Task requirements:
Search the material and gather each line with "exam" in it.

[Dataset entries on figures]
—————
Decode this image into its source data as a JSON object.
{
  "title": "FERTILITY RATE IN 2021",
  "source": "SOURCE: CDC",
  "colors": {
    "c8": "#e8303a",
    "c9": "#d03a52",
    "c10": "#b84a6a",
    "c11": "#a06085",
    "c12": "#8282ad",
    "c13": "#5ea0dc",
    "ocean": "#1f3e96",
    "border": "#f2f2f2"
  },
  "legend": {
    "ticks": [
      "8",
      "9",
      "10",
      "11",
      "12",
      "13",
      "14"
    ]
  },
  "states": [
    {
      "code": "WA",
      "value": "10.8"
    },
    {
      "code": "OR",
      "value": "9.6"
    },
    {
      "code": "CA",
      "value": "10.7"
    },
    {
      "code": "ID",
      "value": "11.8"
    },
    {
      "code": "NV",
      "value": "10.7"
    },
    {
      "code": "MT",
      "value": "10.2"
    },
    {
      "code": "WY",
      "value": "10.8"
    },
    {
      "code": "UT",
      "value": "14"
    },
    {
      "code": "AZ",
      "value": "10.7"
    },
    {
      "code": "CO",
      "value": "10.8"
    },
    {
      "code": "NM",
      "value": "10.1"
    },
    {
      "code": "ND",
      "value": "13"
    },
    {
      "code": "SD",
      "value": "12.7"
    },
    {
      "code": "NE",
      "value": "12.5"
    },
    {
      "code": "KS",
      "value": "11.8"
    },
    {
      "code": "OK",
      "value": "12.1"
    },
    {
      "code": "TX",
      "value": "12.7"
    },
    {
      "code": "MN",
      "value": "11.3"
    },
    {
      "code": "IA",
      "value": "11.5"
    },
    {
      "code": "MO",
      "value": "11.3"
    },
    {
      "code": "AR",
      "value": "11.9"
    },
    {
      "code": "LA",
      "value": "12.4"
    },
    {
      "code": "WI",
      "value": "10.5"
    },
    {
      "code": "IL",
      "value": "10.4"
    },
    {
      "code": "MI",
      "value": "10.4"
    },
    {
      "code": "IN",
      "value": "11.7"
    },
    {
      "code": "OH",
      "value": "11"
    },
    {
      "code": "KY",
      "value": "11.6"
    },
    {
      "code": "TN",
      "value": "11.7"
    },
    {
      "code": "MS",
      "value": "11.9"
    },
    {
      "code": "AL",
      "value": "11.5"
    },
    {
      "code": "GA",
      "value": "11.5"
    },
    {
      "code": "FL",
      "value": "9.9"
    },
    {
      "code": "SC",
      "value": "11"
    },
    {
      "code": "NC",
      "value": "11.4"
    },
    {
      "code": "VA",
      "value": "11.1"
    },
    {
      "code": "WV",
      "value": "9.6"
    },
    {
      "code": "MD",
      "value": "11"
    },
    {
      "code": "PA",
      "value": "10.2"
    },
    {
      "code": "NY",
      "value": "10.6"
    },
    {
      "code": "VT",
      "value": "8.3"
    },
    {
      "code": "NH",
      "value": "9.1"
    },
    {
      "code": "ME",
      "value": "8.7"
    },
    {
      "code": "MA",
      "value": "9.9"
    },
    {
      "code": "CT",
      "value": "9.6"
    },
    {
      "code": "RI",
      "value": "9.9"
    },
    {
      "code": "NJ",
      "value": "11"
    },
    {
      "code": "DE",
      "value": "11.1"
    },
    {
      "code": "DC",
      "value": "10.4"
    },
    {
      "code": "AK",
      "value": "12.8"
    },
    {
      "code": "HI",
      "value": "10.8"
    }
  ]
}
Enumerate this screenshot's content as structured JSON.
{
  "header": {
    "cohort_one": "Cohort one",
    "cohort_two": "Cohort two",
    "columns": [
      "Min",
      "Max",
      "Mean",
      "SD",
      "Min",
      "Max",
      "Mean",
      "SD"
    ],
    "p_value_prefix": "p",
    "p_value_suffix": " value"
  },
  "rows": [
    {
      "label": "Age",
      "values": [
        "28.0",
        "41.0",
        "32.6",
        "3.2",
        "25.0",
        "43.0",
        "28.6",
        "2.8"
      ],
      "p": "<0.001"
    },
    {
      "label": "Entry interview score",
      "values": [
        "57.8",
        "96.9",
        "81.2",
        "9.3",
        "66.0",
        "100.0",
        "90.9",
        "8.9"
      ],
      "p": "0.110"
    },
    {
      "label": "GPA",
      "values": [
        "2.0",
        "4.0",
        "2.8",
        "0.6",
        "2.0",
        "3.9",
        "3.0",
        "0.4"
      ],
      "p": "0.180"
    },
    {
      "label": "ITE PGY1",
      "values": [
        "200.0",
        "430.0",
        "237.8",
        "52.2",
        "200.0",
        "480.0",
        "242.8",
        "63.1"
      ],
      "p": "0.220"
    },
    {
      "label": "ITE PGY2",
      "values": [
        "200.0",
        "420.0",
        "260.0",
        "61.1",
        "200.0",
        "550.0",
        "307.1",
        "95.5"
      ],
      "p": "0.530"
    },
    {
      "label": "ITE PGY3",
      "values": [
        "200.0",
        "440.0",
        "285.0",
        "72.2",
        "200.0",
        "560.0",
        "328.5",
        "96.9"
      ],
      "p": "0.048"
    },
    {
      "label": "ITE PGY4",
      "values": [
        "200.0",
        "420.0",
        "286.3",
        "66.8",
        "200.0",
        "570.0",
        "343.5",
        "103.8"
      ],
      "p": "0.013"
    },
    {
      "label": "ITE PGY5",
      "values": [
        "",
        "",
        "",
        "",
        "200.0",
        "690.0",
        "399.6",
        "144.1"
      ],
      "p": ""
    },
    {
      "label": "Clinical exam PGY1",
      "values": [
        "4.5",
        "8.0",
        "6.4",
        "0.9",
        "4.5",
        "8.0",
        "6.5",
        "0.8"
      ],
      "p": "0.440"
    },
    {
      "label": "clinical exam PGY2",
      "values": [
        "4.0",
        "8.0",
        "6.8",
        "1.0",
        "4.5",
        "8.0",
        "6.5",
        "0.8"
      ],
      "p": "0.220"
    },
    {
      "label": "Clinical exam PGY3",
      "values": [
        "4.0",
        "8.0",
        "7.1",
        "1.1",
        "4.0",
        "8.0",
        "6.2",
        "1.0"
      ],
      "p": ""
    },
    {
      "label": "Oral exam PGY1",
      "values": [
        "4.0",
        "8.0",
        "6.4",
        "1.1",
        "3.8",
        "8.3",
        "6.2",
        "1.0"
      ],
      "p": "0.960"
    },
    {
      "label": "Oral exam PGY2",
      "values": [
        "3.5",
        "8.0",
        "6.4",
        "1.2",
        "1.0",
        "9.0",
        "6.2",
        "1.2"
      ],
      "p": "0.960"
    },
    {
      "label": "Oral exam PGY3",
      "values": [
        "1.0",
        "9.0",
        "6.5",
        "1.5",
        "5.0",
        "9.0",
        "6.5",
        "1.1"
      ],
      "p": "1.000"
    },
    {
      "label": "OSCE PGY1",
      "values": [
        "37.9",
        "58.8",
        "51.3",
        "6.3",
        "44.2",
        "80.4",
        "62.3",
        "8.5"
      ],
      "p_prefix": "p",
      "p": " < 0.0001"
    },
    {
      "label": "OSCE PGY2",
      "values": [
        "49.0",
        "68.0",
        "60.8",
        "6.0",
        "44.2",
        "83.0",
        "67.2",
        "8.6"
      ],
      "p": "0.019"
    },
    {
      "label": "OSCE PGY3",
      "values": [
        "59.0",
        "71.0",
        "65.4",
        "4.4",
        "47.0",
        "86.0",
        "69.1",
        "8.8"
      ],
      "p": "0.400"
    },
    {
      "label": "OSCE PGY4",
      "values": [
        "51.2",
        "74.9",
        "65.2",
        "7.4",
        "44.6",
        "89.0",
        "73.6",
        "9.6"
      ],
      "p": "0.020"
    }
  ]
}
—————
Completed task:
      "label": "Clinical exam PGY1",
      "label": "clinical exam PGY2",
      "label": "Clinical exam PGY3",
      "label": "Oral exam PGY1",
      "label": "Oral exam PGY2",
      "label": "Oral exam PGY3",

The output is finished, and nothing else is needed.